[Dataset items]
** START **

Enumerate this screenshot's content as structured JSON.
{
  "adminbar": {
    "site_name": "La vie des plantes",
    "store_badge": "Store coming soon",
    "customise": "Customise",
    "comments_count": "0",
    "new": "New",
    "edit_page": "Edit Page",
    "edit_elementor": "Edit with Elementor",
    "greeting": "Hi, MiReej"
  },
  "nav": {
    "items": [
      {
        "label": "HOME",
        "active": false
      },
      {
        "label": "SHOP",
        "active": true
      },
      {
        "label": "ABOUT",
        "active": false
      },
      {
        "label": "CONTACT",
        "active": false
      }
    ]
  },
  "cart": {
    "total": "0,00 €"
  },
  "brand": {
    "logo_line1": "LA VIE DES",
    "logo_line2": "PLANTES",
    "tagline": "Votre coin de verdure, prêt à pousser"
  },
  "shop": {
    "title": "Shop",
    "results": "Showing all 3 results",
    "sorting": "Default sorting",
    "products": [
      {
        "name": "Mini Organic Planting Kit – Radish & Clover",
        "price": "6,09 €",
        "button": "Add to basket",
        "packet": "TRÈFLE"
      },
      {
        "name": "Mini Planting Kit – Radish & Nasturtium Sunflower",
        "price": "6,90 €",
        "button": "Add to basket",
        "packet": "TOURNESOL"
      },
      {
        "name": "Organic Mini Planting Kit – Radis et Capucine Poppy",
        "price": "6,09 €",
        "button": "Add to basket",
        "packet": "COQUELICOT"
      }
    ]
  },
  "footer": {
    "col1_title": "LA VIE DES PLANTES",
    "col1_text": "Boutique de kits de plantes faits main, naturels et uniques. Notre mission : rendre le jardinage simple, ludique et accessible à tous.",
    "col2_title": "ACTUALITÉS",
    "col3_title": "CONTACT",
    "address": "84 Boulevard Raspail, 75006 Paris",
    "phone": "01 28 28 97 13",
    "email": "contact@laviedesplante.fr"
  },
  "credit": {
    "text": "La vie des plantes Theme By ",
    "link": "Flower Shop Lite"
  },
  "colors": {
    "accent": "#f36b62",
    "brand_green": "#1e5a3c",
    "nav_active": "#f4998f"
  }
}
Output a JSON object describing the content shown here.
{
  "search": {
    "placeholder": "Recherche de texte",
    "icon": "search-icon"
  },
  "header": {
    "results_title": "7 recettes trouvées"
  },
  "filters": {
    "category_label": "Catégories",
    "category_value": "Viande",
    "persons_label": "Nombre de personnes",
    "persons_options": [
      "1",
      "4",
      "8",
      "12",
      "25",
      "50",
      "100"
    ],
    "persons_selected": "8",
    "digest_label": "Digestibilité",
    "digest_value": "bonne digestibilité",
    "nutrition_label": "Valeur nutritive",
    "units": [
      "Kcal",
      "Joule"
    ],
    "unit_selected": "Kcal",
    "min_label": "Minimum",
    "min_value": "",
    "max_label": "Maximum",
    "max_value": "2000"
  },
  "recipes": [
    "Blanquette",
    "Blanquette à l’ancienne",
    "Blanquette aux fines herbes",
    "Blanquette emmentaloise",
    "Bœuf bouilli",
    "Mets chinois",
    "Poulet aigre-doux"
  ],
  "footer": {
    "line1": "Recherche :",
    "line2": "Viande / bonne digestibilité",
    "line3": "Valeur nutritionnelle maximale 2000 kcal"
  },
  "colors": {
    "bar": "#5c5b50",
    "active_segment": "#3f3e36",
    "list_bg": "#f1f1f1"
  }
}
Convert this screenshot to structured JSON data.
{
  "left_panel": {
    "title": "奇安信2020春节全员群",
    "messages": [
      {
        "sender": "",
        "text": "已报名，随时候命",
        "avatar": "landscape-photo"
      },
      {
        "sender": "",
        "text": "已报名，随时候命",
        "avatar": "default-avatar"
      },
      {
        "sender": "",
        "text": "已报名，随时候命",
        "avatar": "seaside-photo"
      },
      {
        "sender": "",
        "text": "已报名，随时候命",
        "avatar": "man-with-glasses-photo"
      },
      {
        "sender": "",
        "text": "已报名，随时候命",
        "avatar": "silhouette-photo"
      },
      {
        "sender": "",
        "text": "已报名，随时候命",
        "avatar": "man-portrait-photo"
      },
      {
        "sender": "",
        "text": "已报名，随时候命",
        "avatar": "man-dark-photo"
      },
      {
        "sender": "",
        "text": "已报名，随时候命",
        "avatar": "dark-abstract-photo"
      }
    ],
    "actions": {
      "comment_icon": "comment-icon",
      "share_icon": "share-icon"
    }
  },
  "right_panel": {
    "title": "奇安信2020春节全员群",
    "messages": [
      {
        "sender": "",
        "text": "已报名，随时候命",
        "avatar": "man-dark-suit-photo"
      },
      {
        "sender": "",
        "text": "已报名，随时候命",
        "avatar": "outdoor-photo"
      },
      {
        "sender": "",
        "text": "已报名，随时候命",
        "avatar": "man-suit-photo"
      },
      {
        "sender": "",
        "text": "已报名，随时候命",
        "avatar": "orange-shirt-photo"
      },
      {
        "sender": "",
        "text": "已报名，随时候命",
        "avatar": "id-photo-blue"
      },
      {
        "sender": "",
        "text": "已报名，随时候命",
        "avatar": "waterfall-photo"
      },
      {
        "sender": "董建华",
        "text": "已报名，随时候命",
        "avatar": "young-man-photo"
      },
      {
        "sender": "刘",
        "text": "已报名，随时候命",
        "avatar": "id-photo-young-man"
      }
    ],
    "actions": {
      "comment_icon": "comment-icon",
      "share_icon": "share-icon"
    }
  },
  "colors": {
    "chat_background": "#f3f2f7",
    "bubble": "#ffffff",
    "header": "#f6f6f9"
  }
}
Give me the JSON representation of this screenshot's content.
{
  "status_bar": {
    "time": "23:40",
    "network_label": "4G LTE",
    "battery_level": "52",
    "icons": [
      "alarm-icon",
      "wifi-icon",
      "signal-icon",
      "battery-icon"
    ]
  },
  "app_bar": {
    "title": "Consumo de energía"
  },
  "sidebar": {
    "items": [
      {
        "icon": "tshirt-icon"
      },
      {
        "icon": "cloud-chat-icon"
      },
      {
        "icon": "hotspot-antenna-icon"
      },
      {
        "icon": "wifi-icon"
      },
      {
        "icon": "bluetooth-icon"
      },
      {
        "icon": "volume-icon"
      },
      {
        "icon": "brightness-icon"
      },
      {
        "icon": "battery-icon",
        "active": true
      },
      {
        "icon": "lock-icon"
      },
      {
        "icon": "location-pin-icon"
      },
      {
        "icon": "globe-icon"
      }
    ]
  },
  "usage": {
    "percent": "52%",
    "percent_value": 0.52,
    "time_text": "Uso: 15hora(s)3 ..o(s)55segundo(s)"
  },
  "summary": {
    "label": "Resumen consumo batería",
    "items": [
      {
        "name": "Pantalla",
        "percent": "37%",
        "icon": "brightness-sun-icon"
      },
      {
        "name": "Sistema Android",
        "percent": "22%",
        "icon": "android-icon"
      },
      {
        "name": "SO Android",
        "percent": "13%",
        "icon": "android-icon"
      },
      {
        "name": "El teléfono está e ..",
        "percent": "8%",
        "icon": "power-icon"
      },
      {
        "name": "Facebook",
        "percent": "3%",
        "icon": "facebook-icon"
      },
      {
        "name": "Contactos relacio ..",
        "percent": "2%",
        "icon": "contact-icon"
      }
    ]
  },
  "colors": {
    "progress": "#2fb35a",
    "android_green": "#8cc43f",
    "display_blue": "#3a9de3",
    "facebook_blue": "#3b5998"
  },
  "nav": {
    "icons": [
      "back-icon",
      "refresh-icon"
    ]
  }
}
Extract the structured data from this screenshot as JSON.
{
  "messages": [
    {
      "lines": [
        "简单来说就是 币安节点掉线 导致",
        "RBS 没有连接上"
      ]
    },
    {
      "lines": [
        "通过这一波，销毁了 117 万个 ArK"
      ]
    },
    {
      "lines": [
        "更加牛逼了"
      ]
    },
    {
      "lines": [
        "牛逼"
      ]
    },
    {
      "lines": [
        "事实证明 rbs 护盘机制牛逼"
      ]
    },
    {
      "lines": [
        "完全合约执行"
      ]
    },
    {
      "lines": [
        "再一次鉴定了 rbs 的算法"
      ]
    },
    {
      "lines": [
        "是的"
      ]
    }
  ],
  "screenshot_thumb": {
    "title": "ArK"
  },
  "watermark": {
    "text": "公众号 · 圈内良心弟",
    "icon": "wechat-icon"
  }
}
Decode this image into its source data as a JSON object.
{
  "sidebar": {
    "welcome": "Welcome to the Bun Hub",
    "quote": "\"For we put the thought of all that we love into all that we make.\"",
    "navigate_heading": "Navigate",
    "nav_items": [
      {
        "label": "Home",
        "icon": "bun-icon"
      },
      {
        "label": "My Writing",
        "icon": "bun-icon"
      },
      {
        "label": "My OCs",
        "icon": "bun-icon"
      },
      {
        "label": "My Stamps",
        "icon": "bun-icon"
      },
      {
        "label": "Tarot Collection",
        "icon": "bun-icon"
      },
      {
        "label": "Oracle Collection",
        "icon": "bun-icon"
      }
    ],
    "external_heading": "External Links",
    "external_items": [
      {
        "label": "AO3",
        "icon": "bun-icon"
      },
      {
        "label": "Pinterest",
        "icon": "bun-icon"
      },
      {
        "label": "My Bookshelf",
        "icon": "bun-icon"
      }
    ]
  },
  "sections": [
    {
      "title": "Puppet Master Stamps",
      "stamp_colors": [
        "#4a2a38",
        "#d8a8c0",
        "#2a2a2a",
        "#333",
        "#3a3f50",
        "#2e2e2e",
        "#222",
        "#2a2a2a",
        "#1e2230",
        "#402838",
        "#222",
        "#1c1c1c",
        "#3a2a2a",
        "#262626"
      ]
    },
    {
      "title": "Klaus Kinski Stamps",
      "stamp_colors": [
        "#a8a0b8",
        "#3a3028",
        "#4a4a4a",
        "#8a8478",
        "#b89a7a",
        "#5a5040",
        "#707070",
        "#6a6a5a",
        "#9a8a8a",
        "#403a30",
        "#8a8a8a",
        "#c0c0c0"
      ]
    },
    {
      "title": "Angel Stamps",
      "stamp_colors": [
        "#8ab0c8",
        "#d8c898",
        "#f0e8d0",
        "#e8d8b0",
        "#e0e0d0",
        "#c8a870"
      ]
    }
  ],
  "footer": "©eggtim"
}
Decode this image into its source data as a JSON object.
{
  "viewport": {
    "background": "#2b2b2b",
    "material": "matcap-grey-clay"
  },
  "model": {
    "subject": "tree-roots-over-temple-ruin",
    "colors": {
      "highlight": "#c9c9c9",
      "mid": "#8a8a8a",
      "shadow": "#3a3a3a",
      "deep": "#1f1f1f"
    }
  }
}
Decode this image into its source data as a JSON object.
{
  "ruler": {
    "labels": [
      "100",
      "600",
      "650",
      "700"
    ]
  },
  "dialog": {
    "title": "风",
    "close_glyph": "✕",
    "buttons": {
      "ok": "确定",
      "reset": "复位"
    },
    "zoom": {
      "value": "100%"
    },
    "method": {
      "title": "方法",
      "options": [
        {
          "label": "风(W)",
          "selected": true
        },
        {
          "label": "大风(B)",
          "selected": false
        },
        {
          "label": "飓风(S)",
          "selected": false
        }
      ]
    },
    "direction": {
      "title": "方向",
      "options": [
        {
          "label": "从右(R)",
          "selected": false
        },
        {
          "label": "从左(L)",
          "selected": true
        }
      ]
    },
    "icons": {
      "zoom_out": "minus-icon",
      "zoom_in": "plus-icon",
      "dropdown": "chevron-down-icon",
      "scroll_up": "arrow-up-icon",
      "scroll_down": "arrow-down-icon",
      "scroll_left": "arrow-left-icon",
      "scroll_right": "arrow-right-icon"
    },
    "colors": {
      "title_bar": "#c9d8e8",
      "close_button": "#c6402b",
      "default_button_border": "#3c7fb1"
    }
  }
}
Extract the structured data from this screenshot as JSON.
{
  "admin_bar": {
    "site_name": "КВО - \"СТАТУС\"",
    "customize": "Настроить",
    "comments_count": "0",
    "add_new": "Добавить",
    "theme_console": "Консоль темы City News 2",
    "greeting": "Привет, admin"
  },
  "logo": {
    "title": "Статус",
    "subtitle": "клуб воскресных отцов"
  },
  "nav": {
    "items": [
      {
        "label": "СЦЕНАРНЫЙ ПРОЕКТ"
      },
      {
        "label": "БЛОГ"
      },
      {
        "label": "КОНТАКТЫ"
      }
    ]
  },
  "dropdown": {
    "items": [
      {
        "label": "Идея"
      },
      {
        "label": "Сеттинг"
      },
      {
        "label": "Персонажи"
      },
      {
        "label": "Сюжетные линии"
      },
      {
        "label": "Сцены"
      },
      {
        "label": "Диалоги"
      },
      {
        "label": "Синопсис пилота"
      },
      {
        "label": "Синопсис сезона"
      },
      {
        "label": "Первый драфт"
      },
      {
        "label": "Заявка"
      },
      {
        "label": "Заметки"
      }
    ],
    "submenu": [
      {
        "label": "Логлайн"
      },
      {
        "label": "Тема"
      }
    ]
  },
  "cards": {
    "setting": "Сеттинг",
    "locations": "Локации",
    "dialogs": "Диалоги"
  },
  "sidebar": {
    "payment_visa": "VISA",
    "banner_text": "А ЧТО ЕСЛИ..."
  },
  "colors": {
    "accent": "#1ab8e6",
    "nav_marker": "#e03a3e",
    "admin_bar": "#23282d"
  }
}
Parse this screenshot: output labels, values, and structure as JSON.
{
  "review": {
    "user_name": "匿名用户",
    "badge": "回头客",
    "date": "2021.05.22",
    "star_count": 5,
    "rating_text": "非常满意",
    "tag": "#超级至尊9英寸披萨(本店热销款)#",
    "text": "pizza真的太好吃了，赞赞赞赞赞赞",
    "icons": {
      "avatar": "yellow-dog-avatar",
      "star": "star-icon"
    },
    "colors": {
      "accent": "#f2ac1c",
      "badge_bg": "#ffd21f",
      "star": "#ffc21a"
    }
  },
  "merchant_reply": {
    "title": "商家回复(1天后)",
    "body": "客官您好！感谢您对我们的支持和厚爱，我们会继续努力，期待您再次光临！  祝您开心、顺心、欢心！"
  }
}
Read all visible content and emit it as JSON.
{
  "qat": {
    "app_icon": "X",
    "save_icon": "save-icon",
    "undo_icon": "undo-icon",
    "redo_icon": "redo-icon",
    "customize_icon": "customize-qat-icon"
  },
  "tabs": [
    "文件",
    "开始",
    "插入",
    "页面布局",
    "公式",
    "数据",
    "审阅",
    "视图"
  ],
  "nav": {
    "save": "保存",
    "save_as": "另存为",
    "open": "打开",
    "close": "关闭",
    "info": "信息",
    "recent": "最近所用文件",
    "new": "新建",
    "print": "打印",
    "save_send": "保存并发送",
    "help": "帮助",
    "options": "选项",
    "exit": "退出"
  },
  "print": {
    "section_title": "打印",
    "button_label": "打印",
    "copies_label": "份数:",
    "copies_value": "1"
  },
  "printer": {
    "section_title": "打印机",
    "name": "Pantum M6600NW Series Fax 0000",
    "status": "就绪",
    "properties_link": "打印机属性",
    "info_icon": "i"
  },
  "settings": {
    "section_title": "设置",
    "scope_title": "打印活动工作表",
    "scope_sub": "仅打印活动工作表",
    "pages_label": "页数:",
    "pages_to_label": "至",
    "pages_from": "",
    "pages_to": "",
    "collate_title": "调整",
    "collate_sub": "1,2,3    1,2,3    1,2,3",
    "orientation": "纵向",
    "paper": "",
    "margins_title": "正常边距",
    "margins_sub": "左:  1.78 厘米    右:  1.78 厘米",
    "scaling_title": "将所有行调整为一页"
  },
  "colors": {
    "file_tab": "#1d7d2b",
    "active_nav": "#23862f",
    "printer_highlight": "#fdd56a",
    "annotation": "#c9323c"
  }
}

** END **

**INSTRUCTIONS TO FOLLOW**
Search the data for "structured". Copy every line that has it.

**SOLUTION**
Enumerate this screenshot's content as structured JSON.
Convert this screenshot to structured JSON data.
Extract the structured data from this screenshot as JSON.
Extract the structured data from this screenshot as JSON.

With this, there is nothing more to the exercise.